When you can’t tell where those mysterious values are coming from then my friend you are really at the heart of the configuration entropy zone. And getting this situation under control will require quite some effort. So we should avoid it at any cost.

In my experience the best way to do this to divide and conquer. This is achieved by following the following steps:

  1. Ignore the existence of the appSettings section in the app.config/web.config file
  2. Configure once, use often
  3. Write custom configuration sections!! <- How this is done later on
  4. Lose the idea that all configurations are stored in one file
  5. All configuration that can be put in a separate file should be put in a separate file
  6. Do not place configuration in code <- only partially true

Ignore the existence of the appSettings section

The developers in Redmond were so nice as to give as a common and easy to use place where to put all our application configurations. This sounds great but is really a curse. Why? Because after some time you will notice that it gets hard to manage. You will spend more cognitive effort trying to remember how the configuration key is called and to validate if the configuration value is really what you expect. In the configuration API all is an object by default so there is no easy way to determine if the value given is really a number or just a bogus string.

And from my personal experience this section tends to get big (100+ entries) and environment management gets harder and harder!

Write custom configuration sections

Because we ignore the appSettings configuration section we have to get a suitable substitute. And luckily we have! They are called custom configuration sections. The main advantage of them is that they are type safe. Remember the type validation you had to with the appSettings?

This is the right time to notice that there are two ways of doing this:

  1. The “old” way:
    In the old days the custom configuration manager just contained an event handler in which you could/should pars an XML node that contained your configuration section. This is not the prefered way but still gets the job done.
  2. The “new” way:
    Today we have a more elegant solution to the problem. Now you have a typed interface to the configuration values in the XML file. Sadly this means sticking to some limitations of this implementation.

What you want to provide is a custom configuration section for different configuration groups. So for instance all configuration values that have something to do with the configuration of the price calculation logic should be in a configuration group called “Price” or something like this.

A detailed introduction into the world of custom configuration sections will follow in one of the future posts.

Lose the idea that all configurations are stored in one file

In todays flood of configuration values it almost impossible to store all configuration values in one big file. But still this happens, the file in question is usually the web.config or the app.config file. Why? Because they are automagically created by the project wizard. This is not bad for some cases but if the configuration of your application gets really heavy you will feel the burn. Maintenance will become a nuisance because the file will be just to big to manage.

So what do we do about this? The simplest and most logical solution is to use an algorithm that we all learned in school: “Divide and conquer”. By this I mean that you should put all configurations that can be in own files into own files. The prime candidate for this are log4net and Both can be put in own configuration files quite easily.

What do you gain by this?

  1. The configuration does not clog your app.config or web.config file anymore, leaving room for more vital configuration to be there
  2. When you need to change the configuration (for example having different logging configurations for test and live) you do not have to manipulate a complex XML file but just replace a file which is much more easily done
  3. You have different components in different configuration files, thus eliminating the need to feverishly scroll and look for the right section of the configuration file.

RECORDED DATA:
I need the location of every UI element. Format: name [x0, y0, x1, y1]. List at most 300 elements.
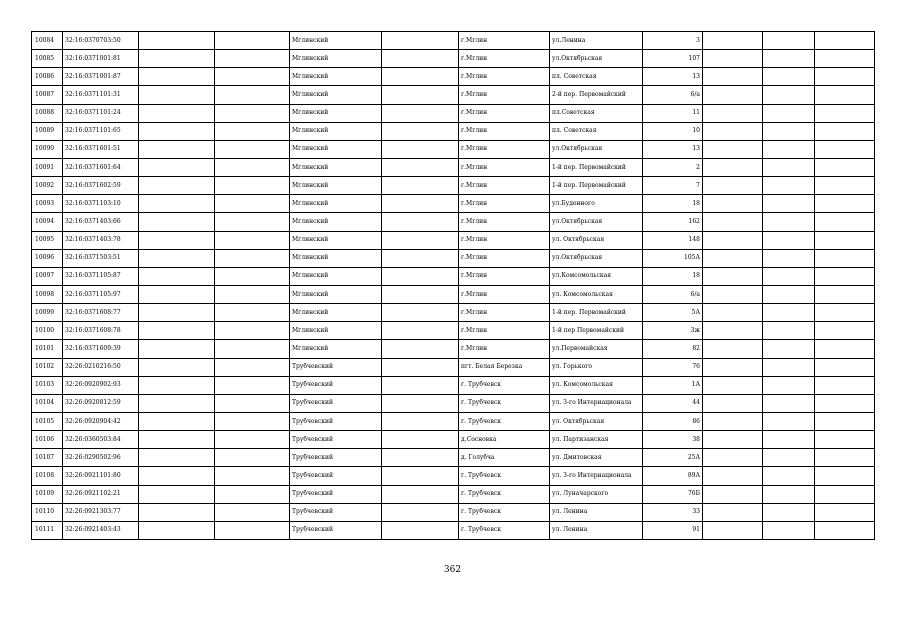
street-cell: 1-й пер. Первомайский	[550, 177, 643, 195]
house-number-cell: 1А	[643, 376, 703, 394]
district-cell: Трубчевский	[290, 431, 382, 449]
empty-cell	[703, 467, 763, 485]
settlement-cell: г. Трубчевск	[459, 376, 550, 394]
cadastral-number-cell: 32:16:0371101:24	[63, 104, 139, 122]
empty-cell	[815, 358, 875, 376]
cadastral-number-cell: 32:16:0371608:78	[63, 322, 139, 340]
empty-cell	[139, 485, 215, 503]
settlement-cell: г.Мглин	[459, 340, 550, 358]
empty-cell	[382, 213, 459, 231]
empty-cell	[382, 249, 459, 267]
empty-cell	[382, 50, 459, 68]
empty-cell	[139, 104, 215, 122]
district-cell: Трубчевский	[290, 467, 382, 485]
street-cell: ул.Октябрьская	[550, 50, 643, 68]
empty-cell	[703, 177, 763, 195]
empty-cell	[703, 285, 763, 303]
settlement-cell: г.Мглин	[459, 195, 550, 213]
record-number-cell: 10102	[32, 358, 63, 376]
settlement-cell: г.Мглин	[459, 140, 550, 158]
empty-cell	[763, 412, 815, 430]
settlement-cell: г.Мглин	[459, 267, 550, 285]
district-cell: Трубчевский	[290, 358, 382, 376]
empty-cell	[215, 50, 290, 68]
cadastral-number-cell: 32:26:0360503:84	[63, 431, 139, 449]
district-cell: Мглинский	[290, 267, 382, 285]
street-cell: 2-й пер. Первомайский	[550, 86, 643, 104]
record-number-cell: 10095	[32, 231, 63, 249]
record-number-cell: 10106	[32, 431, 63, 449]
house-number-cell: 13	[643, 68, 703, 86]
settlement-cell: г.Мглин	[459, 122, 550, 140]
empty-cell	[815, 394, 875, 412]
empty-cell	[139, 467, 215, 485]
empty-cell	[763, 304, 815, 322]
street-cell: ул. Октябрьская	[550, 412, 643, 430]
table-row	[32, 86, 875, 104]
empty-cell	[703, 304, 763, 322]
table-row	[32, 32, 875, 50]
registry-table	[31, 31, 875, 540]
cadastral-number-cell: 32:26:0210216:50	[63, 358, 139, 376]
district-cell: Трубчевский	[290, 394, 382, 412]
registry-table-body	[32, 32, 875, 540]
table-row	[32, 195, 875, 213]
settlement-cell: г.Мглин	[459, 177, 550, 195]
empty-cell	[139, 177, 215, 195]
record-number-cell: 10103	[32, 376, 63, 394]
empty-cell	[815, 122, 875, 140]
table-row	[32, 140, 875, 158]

WORK REQUIRED:
What does the passage on application configuration name as the main advantage of custom configuration sections?

RESPONSE TO THIS TASK:
They are type safe.